▶ Written exercise
Below are records to transcribe exactly, without their pictures.

** begin Stored data **

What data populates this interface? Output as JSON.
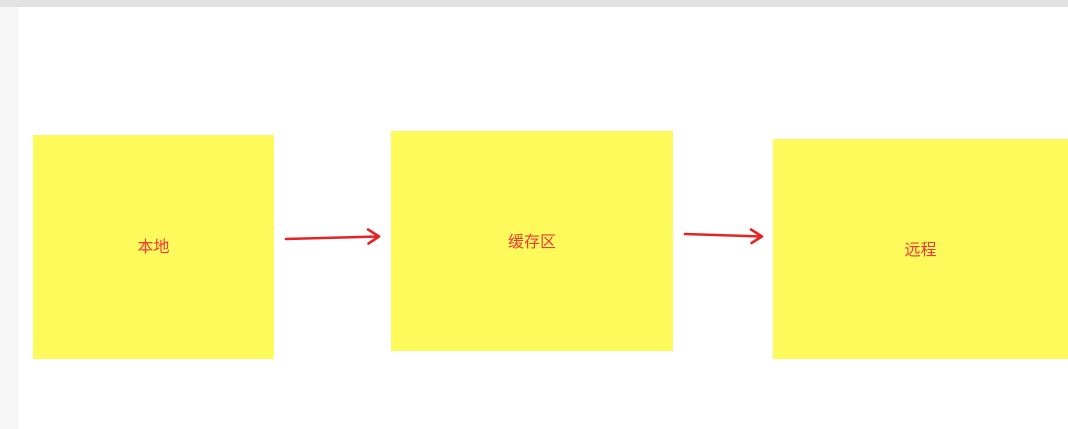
{
  "diagram": {
    "node_color": "#fffa5c",
    "text_color": "#ee3a3a",
    "arrow_color": "#e42424",
    "nodes": [
      {
        "id": "local",
        "label": "本地"
      },
      {
        "id": "cache",
        "label": "缓存区"
      },
      {
        "id": "remote",
        "label": "远程"
      }
    ],
    "edges": [
      {
        "from": "local",
        "to": "cache"
      },
      {
        "from": "cache",
        "to": "remote"
      }
    ]
  }
}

** end Stored data **

▶ Output
What data populates this interface? Output as JSON.
{
  "diagram": {
    "node_color": "#fffa5c",
    "text_color": "#ee3a3a",
    "arrow_color": "#e42424",
    "nodes": [
      {
        "id": "local",
        "label": "本地"
      },
      {
        "id": "cache",
        "label": "缓存区"
      },
      {
        "id": "remote",
        "label": "远程"
      }
    ],
    "edges": [
      {
        "from": "local",
        "to": "cache"
      },
      {
        "from": "cache",
        "to": "remote"
      }
    ]
  }
}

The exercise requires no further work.